--- START ---
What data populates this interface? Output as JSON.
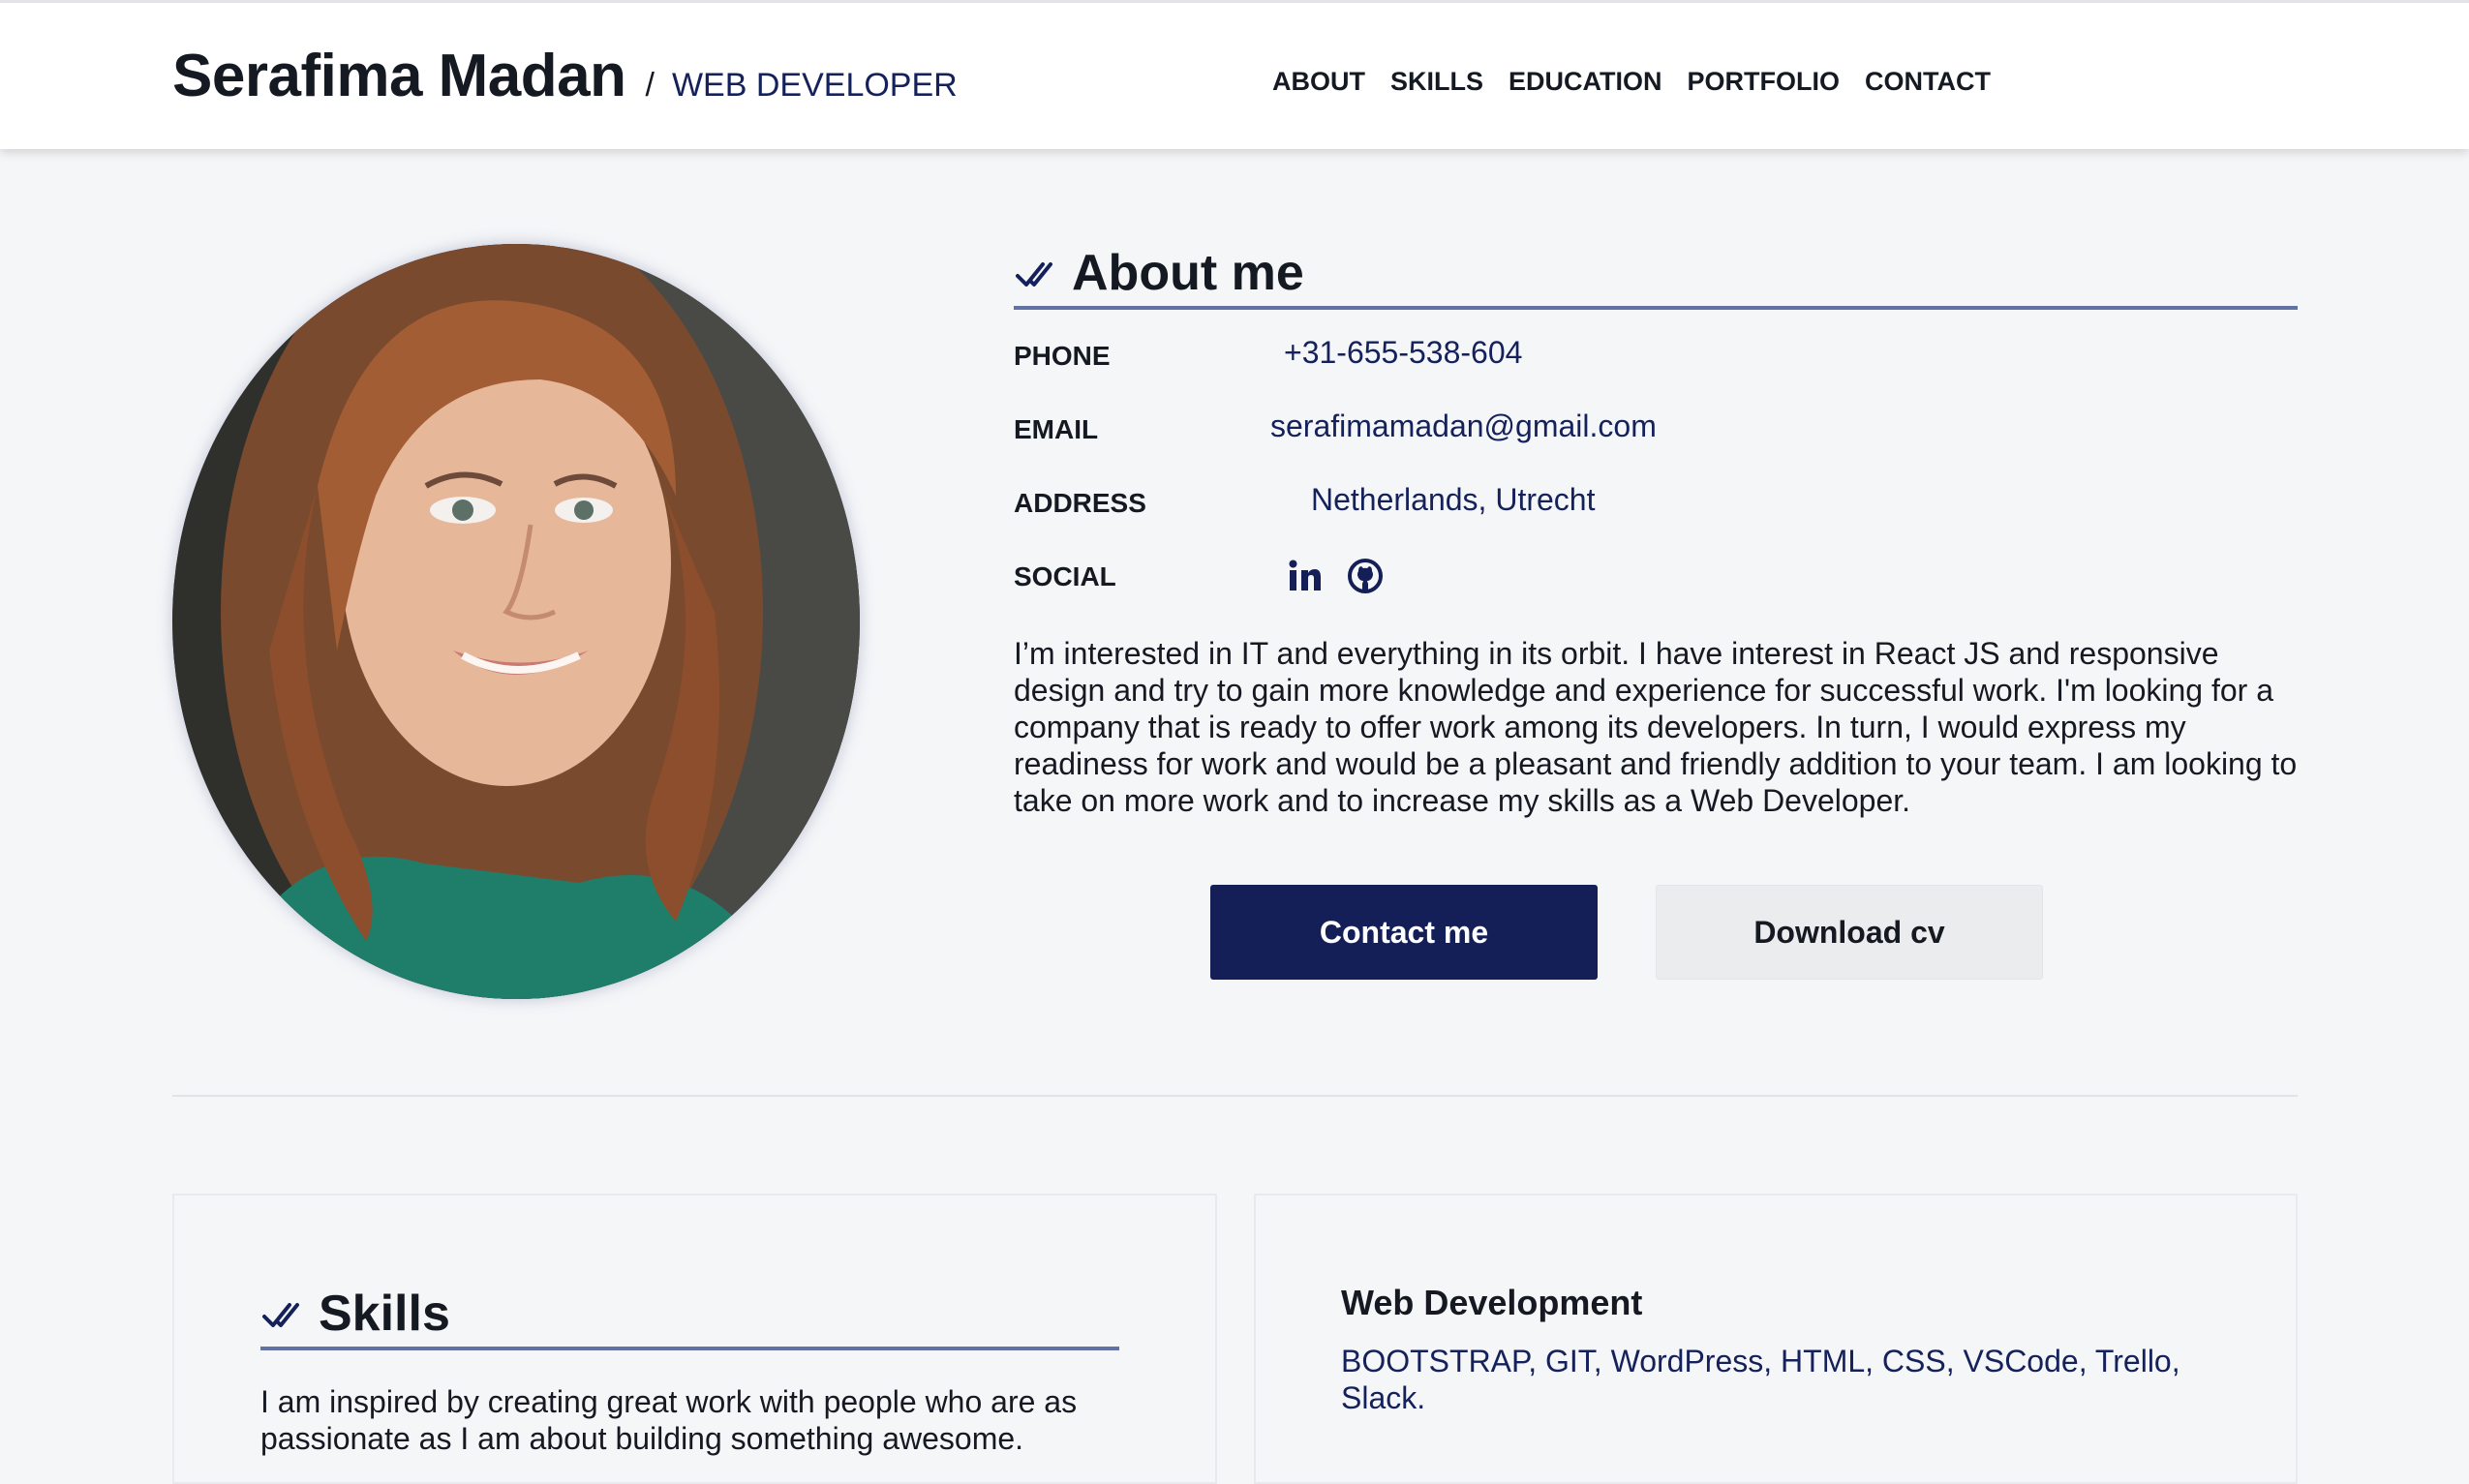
{
  "header": {
    "name": "Serafima Madan",
    "separator": "/",
    "role": "WEB DEVELOPER",
    "nav": [
      {
        "label": "ABOUT"
      },
      {
        "label": "SKILLS"
      },
      {
        "label": "EDUCATION"
      },
      {
        "label": "PORTFOLIO"
      },
      {
        "label": "CONTACT"
      }
    ]
  },
  "about": {
    "title": "About me",
    "phone_label": "PHONE",
    "phone": "+31-655-538-604",
    "email_label": "EMAIL",
    "email": "serafimamadan@gmail.com",
    "address_label": "ADDRESS",
    "address": "Netherlands, Utrecht",
    "social_label": "SOCIAL",
    "social_icons": [
      "linkedin-icon",
      "github-icon"
    ],
    "bio": "I’m interested in IT and everything in its orbit. I have interest in React JS and responsive design and try to gain more knowledge and experience for successful work. I'm looking for a company that is ready to offer work among its developers. In turn, I would express my readiness for work and would be a pleasant and friendly addition to your team. I am looking to take on more work and to increase my skills as a Web Developer.",
    "contact_button": "Contact me",
    "download_button": "Download cv"
  },
  "skills": {
    "title": "Skills",
    "text": "I am inspired by creating great work with people who are as passionate as I am about building something awesome."
  },
  "web_development": {
    "title": "Web Development",
    "list": "BOOTSTRAP, GIT, WordPress, HTML, CSS, VSCode, Trello, Slack."
  },
  "colors": {
    "accent": "#141f57",
    "link": "#15215a",
    "underline": "#6272a4",
    "background": "#f5f6f8"
  }
}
--- END ---
__Given exercise__.
Exclude the pictures and repeat every other part of the records word for word.

__Complete output__.
What data populates this interface? Output as JSON.
{
  "header": {
    "name": "Serafima Madan",
    "separator": "/",
    "role": "WEB DEVELOPER",
    "nav": [
      {
        "label": "ABOUT"
      },
      {
        "label": "SKILLS"
      },
      {
        "label": "EDUCATION"
      },
      {
        "label": "PORTFOLIO"
      },
      {
        "label": "CONTACT"
      }
    ]
  },
  "about": {
    "title": "About me",
    "phone_label": "PHONE",
    "phone": "+31-655-538-604",
    "email_label": "EMAIL",
    "email": "serafimamadan@gmail.com",
    "address_label": "ADDRESS",
    "address": "Netherlands, Utrecht",
    "social_label": "SOCIAL",
    "social_icons": [
      "linkedin-icon",
      "github-icon"
    ],
    "bio": "I’m interested in IT and everything in its orbit. I have interest in React JS and responsive design and try to gain more knowledge and experience for successful work. I'm looking for a company that is ready to offer work among its developers. In turn, I would express my readiness for work and would be a pleasant and friendly addition to your team. I am looking to take on more work and to increase my skills as a Web Developer.",
    "contact_button": "Contact me",
    "download_button": "Download cv"
  },
  "skills": {
    "title": "Skills",
    "text": "I am inspired by creating great work with people who are as passionate as I am about building something awesome."
  },
  "web_development": {
    "title": "Web Development",
    "list": "BOOTSTRAP, GIT, WordPress, HTML, CSS, VSCode, Trello, Slack."
  },
  "colors": {
    "accent": "#141f57",
    "link": "#15215a",
    "underline": "#6272a4",
    "background": "#f5f6f8"
  }
}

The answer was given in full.